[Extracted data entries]
---*---

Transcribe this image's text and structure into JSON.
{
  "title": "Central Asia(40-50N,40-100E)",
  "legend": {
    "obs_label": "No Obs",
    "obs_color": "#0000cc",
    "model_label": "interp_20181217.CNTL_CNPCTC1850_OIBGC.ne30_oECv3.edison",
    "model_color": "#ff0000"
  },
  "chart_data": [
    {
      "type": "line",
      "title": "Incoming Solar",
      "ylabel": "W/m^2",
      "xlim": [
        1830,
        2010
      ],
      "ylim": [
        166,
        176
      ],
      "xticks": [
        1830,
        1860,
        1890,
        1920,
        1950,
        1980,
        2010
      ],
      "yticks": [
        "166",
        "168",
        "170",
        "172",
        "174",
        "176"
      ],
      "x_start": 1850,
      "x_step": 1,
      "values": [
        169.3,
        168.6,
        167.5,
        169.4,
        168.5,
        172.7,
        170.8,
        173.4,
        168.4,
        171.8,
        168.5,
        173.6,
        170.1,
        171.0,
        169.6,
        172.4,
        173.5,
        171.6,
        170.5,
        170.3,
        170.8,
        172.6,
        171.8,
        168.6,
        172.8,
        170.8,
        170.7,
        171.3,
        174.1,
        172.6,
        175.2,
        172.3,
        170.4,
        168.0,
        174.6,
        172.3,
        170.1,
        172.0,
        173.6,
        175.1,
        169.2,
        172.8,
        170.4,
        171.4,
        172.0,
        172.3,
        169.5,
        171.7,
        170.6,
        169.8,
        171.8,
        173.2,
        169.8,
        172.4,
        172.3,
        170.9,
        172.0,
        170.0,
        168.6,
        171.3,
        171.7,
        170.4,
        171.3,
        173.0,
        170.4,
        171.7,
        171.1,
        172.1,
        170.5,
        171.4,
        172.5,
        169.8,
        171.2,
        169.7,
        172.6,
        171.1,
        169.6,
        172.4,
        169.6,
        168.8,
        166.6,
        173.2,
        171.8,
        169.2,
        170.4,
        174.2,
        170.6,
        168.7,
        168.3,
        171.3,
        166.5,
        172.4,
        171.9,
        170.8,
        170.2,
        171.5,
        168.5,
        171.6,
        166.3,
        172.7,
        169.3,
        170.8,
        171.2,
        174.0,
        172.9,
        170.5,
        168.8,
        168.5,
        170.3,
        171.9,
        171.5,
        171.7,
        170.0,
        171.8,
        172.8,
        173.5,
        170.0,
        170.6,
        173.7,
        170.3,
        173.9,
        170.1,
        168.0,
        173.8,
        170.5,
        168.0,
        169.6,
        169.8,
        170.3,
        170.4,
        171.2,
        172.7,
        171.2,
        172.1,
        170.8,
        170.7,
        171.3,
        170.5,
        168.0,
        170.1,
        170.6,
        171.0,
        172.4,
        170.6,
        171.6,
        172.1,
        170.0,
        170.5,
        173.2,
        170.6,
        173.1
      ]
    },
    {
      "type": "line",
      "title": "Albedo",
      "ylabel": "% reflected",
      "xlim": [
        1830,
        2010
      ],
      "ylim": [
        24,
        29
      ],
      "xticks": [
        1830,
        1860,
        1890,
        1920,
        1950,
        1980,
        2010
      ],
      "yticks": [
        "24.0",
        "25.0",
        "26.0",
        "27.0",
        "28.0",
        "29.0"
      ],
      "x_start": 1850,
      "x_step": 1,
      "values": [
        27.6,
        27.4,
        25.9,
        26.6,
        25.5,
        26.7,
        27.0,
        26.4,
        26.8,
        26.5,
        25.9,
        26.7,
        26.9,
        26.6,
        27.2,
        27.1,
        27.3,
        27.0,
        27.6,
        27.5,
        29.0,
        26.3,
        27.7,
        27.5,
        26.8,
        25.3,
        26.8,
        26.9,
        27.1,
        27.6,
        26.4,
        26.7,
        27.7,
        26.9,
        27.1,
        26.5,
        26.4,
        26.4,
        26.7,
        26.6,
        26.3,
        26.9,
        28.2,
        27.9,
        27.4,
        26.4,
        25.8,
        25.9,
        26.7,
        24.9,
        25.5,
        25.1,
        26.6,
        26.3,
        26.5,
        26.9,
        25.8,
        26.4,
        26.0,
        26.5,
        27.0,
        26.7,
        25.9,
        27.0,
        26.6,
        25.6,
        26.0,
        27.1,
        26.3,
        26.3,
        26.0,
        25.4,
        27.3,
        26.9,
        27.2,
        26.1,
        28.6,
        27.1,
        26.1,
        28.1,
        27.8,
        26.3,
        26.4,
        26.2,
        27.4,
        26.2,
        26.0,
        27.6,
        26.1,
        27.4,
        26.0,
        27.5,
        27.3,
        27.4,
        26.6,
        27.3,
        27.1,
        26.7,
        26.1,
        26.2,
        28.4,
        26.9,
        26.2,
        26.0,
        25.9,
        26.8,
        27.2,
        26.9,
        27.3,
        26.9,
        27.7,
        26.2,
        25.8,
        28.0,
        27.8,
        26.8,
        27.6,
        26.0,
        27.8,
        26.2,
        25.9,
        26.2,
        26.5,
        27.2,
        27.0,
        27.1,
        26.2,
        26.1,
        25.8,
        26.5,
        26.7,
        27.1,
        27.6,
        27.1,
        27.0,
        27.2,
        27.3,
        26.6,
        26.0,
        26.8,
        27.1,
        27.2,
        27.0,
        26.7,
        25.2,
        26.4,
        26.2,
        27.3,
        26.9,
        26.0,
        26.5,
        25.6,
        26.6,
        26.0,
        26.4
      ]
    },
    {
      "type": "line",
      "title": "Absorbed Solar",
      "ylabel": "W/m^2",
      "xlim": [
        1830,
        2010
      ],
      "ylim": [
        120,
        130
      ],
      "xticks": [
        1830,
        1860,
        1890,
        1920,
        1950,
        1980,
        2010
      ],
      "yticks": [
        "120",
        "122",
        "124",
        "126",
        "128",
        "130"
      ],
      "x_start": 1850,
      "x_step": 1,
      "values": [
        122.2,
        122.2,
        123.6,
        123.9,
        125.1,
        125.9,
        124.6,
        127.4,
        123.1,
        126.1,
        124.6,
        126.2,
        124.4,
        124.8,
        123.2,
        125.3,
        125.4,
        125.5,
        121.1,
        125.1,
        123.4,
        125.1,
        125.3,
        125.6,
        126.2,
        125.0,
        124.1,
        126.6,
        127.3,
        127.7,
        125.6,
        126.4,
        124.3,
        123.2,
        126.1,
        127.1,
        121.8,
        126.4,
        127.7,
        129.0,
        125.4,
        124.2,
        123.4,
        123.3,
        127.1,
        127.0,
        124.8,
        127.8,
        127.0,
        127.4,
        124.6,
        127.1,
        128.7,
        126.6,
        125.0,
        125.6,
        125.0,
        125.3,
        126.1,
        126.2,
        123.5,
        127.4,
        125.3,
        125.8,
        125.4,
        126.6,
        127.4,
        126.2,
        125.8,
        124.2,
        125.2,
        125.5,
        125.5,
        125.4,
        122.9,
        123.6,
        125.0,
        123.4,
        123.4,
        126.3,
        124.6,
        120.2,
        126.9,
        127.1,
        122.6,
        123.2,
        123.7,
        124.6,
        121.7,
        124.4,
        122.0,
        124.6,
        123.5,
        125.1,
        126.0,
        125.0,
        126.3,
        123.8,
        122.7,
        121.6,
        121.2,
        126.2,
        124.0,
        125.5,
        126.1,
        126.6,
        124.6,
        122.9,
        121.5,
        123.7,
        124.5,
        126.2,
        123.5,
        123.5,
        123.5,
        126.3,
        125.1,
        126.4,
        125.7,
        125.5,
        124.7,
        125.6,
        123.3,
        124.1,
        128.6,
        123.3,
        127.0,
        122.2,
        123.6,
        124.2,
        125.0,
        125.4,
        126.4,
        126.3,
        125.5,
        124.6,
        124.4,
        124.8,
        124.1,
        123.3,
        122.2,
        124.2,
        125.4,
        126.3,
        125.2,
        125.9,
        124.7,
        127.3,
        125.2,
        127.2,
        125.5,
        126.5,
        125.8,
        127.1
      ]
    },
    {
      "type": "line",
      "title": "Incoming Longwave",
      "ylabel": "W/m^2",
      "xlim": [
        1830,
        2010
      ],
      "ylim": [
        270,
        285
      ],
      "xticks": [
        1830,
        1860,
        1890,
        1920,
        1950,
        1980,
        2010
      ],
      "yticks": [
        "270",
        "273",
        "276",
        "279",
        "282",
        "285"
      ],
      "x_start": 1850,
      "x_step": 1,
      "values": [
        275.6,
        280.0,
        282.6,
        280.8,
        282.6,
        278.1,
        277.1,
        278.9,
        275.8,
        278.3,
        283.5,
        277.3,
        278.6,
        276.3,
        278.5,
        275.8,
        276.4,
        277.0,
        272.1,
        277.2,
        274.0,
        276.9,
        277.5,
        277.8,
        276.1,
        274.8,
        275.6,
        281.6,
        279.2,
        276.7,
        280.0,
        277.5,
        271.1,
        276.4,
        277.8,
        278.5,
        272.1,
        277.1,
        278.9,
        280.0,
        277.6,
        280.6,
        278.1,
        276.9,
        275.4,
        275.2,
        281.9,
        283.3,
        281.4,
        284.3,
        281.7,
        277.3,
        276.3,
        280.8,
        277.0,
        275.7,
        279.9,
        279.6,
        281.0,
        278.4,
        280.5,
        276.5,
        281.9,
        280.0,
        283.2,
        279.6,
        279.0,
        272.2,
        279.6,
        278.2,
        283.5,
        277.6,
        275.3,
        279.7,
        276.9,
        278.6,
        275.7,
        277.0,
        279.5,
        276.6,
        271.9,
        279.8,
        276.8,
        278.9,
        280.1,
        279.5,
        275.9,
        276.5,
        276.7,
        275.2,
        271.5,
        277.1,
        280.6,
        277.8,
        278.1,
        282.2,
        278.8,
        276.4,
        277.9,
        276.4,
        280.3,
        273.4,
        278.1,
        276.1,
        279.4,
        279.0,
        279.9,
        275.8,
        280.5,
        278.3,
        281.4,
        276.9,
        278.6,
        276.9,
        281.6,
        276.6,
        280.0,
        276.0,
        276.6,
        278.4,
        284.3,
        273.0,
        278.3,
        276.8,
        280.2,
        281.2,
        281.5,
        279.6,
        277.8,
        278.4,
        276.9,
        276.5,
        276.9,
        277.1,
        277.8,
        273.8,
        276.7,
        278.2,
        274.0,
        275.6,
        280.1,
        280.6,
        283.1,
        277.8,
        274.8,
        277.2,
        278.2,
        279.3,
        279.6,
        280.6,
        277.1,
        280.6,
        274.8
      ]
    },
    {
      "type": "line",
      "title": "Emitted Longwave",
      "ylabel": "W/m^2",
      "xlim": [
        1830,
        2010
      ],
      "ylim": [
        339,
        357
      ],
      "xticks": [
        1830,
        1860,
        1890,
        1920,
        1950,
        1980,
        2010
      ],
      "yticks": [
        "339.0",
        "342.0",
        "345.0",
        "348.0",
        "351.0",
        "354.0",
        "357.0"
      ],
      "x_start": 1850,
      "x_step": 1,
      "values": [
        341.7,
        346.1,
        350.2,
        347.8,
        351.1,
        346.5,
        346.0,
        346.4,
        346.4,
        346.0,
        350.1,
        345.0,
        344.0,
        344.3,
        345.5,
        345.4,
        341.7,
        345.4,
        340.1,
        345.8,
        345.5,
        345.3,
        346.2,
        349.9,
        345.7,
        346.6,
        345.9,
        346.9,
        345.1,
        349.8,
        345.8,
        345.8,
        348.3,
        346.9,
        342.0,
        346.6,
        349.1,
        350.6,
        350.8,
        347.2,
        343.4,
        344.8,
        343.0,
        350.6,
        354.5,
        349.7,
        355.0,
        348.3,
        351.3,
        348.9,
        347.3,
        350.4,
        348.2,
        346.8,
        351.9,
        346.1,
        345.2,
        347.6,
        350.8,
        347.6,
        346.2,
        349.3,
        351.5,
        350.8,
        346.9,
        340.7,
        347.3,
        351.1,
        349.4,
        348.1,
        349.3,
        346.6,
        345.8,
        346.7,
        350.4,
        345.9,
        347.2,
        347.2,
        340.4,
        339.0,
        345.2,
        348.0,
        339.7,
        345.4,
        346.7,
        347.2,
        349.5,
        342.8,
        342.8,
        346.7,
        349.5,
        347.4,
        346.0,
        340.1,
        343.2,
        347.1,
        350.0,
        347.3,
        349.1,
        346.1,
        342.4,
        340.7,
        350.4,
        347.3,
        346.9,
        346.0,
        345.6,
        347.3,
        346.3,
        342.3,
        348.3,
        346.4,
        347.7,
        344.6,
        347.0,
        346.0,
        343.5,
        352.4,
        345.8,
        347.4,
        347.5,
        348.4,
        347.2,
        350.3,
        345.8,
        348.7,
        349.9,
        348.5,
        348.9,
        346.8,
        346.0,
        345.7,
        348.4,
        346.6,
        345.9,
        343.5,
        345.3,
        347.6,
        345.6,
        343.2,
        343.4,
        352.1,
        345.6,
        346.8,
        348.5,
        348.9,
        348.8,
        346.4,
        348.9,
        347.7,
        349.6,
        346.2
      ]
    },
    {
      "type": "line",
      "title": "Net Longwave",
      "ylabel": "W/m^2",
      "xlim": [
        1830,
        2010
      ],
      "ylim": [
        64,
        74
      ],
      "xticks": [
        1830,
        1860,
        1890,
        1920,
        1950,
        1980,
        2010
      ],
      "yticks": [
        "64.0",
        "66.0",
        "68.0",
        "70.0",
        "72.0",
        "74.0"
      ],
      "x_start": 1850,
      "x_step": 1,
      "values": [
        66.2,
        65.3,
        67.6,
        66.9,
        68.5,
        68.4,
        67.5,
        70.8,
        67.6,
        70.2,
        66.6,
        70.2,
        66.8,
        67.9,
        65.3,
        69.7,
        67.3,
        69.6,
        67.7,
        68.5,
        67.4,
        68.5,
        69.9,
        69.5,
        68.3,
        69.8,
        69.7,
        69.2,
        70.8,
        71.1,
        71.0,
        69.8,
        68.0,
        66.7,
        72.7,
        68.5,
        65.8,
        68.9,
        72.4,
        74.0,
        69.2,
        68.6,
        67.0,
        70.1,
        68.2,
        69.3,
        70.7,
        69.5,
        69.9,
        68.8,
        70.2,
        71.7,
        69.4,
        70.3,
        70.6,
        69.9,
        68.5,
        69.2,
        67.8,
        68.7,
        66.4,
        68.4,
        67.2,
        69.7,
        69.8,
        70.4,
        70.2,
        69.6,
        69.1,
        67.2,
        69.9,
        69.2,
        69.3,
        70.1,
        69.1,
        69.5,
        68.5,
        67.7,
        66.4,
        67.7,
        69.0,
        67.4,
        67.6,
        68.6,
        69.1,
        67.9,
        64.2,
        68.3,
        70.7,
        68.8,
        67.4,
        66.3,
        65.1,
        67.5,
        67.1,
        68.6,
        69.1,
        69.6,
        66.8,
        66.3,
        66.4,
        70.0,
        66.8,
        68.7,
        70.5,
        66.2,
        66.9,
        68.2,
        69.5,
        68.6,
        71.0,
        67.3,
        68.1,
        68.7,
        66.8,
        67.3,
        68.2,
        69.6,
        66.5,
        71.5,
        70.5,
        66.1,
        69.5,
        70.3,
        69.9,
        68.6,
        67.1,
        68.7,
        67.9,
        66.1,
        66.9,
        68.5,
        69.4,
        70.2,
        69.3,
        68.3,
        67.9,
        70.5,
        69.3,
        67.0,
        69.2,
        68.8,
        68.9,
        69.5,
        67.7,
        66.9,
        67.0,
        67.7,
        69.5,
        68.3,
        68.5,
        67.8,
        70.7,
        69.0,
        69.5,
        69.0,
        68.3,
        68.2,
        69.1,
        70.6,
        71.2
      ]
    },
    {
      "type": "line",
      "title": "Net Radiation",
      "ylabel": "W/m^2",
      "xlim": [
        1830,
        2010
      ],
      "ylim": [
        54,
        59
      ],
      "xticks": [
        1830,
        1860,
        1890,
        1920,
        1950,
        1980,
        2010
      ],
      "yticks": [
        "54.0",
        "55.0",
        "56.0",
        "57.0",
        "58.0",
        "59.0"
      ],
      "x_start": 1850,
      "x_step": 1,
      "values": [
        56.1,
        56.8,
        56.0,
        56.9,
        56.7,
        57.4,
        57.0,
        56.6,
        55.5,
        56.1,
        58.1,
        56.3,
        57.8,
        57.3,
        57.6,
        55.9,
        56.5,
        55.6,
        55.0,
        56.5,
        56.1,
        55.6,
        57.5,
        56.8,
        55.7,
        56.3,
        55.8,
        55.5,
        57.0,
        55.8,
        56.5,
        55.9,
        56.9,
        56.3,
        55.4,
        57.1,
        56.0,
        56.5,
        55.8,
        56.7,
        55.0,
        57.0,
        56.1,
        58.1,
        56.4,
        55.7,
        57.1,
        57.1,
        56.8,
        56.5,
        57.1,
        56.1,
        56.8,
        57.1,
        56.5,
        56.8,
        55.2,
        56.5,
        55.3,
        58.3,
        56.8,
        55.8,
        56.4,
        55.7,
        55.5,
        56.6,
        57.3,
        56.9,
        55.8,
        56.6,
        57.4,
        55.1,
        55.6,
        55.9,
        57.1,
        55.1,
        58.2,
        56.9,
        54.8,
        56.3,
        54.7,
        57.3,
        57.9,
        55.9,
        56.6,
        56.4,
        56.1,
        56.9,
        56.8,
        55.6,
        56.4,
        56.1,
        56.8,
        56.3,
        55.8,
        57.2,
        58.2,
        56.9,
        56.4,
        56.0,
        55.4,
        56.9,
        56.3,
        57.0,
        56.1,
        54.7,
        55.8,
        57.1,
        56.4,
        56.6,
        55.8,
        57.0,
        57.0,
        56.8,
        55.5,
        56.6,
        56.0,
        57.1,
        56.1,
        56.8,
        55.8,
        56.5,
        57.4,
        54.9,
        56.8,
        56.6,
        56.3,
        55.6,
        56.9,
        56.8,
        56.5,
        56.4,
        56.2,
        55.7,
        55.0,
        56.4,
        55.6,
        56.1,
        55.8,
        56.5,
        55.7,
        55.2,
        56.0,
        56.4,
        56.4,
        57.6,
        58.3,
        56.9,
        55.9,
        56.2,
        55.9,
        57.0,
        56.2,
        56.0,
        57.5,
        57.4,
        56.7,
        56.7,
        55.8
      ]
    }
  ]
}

---*---

What you will do →
Find the word "title" in the entries above and gather every line that holds it.

Solution to this exercise →
  "title": "Central Asia(40-50N,40-100E)",
      "title": "Incoming Solar",
      "title": "Albedo",
      "title": "Absorbed Solar",
      "title": "Incoming Longwave",
      "title": "Emitted Longwave",
      "title": "Net Longwave",
      "title": "Net Radiation",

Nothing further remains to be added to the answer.